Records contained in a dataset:
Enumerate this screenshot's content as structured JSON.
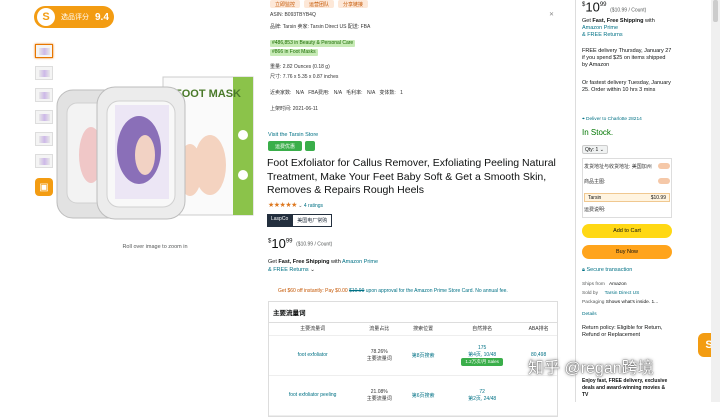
{
  "score": {
    "label": "选品评分",
    "value": "9.4",
    "icon": "S"
  },
  "zoom_hint": "Roll over image to zoom in",
  "top_tags": [
    "立即监控",
    "运营团队",
    "分享链接"
  ],
  "info": {
    "asin_line": "ASIN: B093TBYB4Q",
    "seller_line": "品牌: Tarsin    卖家: Tarsin Direct US    配送: FBA",
    "rank1": "#486,853 in Beauty & Personal Care",
    "rank2": "#866 in Foot Masks",
    "weight": "重量: 2.82 Ounces (0.18 g)",
    "dimensions": "尺寸: 7.76 x 5.35 x 0.87 inches",
    "sellers_line": "近卖家数: N/A      FBA费用: N/A      毛利率: N/A      变体数: 1",
    "date": "上架时间: 2021-06-11"
  },
  "store_link": "Visit the Tarsin Store",
  "prime_label": "运费优惠",
  "title": "Foot Exfoliator for Callus Remover, Exfoliating Peeling Natural Treatment, Make Your Feet Baby Soft & Get a Smooth Skin, Removes & Repairs Rough Heels",
  "rating": {
    "stars": "★★★★★",
    "count": "4 ratings"
  },
  "badges": {
    "brand": "LaspCo",
    "note": "美国电厂常购"
  },
  "price": {
    "symbol": "$",
    "dollars": "10",
    "cents": "99",
    "unit": "($10.99 / Count)"
  },
  "shipping": {
    "pre": "Get ",
    "bold": "Fast, Free Shipping",
    "mid": " with ",
    "link": "Amazon Prime",
    "returns": "& FREE Returns"
  },
  "promo": {
    "text": "Get $60 off instantly: Pay $0.00 ",
    "strike": "$10.99",
    "rest": " upon approval for the Amazon Prime Store Card. No annual fee."
  },
  "analysis": {
    "heading": "主要流量词",
    "columns": [
      "主要流量词",
      "流量占比",
      "搜索位置",
      "自然排名",
      "ABA排名"
    ],
    "rows": [
      {
        "keyword": "foot exfoliator",
        "share": "78.26%",
        "share_sub": "主要流量词",
        "position": "第8页搜索",
        "rank": "175",
        "rank_sub": "第4页, 10/48",
        "pill": "1.2万次/月 Sales",
        "aba": "80,498"
      },
      {
        "keyword": "foot exfoliator peeling",
        "share": "21.08%",
        "share_sub": "主要流量词",
        "position": "第6页搜索",
        "rank": "72",
        "rank_sub": "第2页, 24/48",
        "pill": "",
        "aba": ""
      }
    ]
  },
  "buybox": {
    "price": {
      "dollars": "10",
      "cents": "99",
      "unit": "($10.99 / Count)"
    },
    "shipping_pre": "Get ",
    "shipping_bold": "Fast, Free Shipping",
    "shipping_with": " with",
    "prime_link": "Amazon Prime",
    "returns": "& FREE Returns",
    "delivery": "FREE delivery Thursday, January 27 if you spend $25 on items shipped by Amazon",
    "fastest": "Or fastest delivery Tuesday, January 25. Order within 10 hrs 3 mins",
    "location": "Deliver to Charlotte 28214",
    "stock": "In Stock.",
    "qty": "Qty: 1",
    "opt1": "发货地址与收货地址: 美国加州",
    "opt2": "商品主图:",
    "opt3": "运费说明:",
    "sub_label": "Tarsin",
    "sub_value": "$10.99",
    "add_cart": "Add to Cart",
    "buy_now": "Buy Now",
    "secure": "Secure transaction",
    "ships_from_k": "Ships from",
    "ships_from_v": "Amazon",
    "sold_by_k": "Sold by",
    "sold_by_v": "Tarsin Direct US",
    "packaging_k": "Packaging",
    "packaging_v": "Shows what's inside. 1...",
    "details": "Details",
    "return_policy": "Return policy: Eligible for Return, Refund or Replacement",
    "promo_box": "Enjoy fast, FREE delivery, exclusive deals and award-winning movies & TV"
  },
  "watermark": "知乎 @regan跨境"
}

• _What the task asks_
Retype the data above exactly; pictures are not part of the copy.

• _Expected answer_
Enumerate this screenshot's content as structured JSON.
{
  "score": {
    "label": "选品评分",
    "value": "9.4",
    "icon": "S"
  },
  "zoom_hint": "Roll over image to zoom in",
  "top_tags": [
    "立即监控",
    "运营团队",
    "分享链接"
  ],
  "info": {
    "asin_line": "ASIN: B093TBYB4Q",
    "seller_line": "品牌: Tarsin    卖家: Tarsin Direct US    配送: FBA",
    "rank1": "#486,853 in Beauty & Personal Care",
    "rank2": "#866 in Foot Masks",
    "weight": "重量: 2.82 Ounces (0.18 g)",
    "dimensions": "尺寸: 7.76 x 5.35 x 0.87 inches",
    "sellers_line": "近卖家数: N/A      FBA费用: N/A      毛利率: N/A      变体数: 1",
    "date": "上架时间: 2021-06-11"
  },
  "store_link": "Visit the Tarsin Store",
  "prime_label": "运费优惠",
  "title": "Foot Exfoliator for Callus Remover, Exfoliating Peeling Natural Treatment, Make Your Feet Baby Soft & Get a Smooth Skin, Removes & Repairs Rough Heels",
  "rating": {
    "stars": "★★★★★",
    "count": "4 ratings"
  },
  "badges": {
    "brand": "LaspCo",
    "note": "美国电厂常购"
  },
  "price": {
    "symbol": "$",
    "dollars": "10",
    "cents": "99",
    "unit": "($10.99 / Count)"
  },
  "shipping": {
    "pre": "Get ",
    "bold": "Fast, Free Shipping",
    "mid": " with ",
    "link": "Amazon Prime",
    "returns": "& FREE Returns"
  },
  "promo": {
    "text": "Get $60 off instantly: Pay $0.00 ",
    "strike": "$10.99",
    "rest": " upon approval for the Amazon Prime Store Card. No annual fee."
  },
  "analysis": {
    "heading": "主要流量词",
    "columns": [
      "主要流量词",
      "流量占比",
      "搜索位置",
      "自然排名",
      "ABA排名"
    ],
    "rows": [
      {
        "keyword": "foot exfoliator",
        "share": "78.26%",
        "share_sub": "主要流量词",
        "position": "第8页搜索",
        "rank": "175",
        "rank_sub": "第4页, 10/48",
        "pill": "1.2万次/月 Sales",
        "aba": "80,498"
      },
      {
        "keyword": "foot exfoliator peeling",
        "share": "21.08%",
        "share_sub": "主要流量词",
        "position": "第6页搜索",
        "rank": "72",
        "rank_sub": "第2页, 24/48",
        "pill": "",
        "aba": ""
      }
    ]
  },
  "buybox": {
    "price": {
      "dollars": "10",
      "cents": "99",
      "unit": "($10.99 / Count)"
    },
    "shipping_pre": "Get ",
    "shipping_bold": "Fast, Free Shipping",
    "shipping_with": " with",
    "prime_link": "Amazon Prime",
    "returns": "& FREE Returns",
    "delivery": "FREE delivery Thursday, January 27 if you spend $25 on items shipped by Amazon",
    "fastest": "Or fastest delivery Tuesday, January 25. Order within 10 hrs 3 mins",
    "location": "Deliver to Charlotte 28214",
    "stock": "In Stock.",
    "qty": "Qty: 1",
    "opt1": "发货地址与收货地址: 美国加州",
    "opt2": "商品主图:",
    "opt3": "运费说明:",
    "sub_label": "Tarsin",
    "sub_value": "$10.99",
    "add_cart": "Add to Cart",
    "buy_now": "Buy Now",
    "secure": "Secure transaction",
    "ships_from_k": "Ships from",
    "ships_from_v": "Amazon",
    "sold_by_k": "Sold by",
    "sold_by_v": "Tarsin Direct US",
    "packaging_k": "Packaging",
    "packaging_v": "Shows what's inside. 1...",
    "details": "Details",
    "return_policy": "Return policy: Eligible for Return, Refund or Replacement",
    "promo_box": "Enjoy fast, FREE delivery, exclusive deals and award-winning movies & TV"
  },
  "watermark": "知乎 @regan跨境"
}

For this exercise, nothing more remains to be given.